* begin Data provided *

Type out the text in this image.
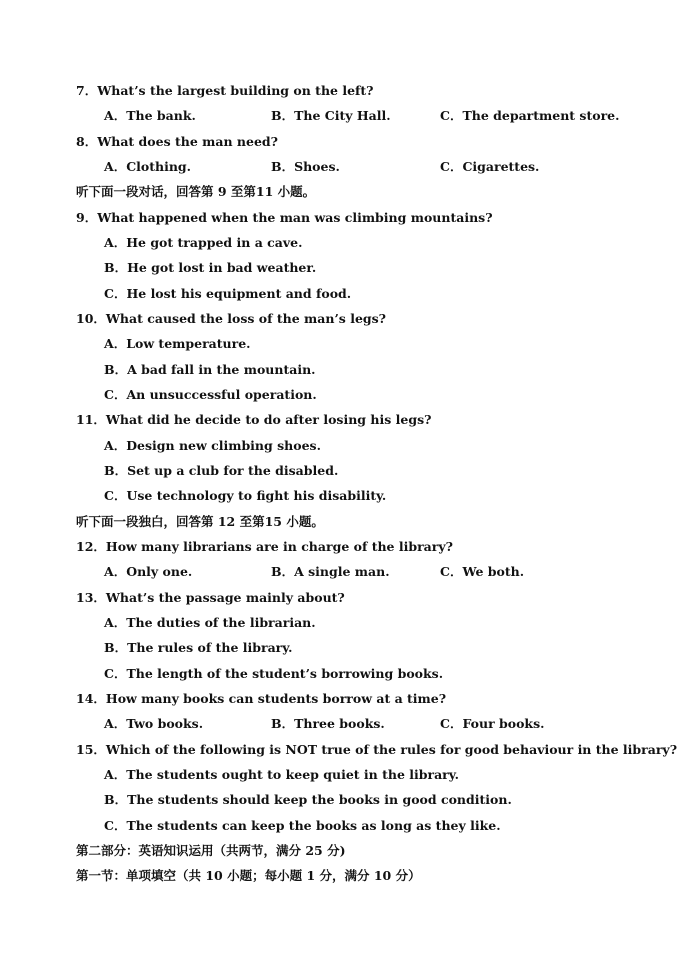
7．What’s the largest building on the left?
A．The bank.	B．The City Hall.	C．The department store.
8．What does the man need?
A．Clothing.	B．Shoes.	C．Cigarettes.
听下面一段对话，回答第 9 至第11 小题。
9．What happened when the man was climbing mountains?
A．He got trapped in a cave.
B．He got lost in bad weather.
C．He lost his equipment and food.
10．What caused the loss of the man’s legs?
A．Low temperature.
B．A bad fall in the mountain.
C．An unsuccessful operation.
11．What did he decide to do after losing his legs?
A．Design new climbing shoes.
B．Set up a club for the disabled.
C．Use technology to fight his disability.
听下面一段独白，回答第 12 至第15 小题。
12．How many librarians are in charge of the library?
A．Only one.	B．A single man.	C．We both.
13．What’s the passage mainly about?
A．The duties of the librarian.
B．The rules of the library.
C．The length of the student’s borrowing books.
14．How many books can students borrow at a time?
A．Two books.	B．Three books.	C．Four books.
15．Which of the following is NOT true of the rules for good behaviour in the library?
A．The students ought to keep quiet in the library.
B．The students should keep the books in good condition.
C．The students can keep the books as long as they like.
第二部分：英语知识运用（共两节，满分 25 分)
第一节：单项填空（共 10 小题；每小题 1 分，满分 10 分）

* end Data provided *

**Exercise goal**
State the number of lines in the records that contain the string "lost", and nothing more.

**Response for this exercise**
2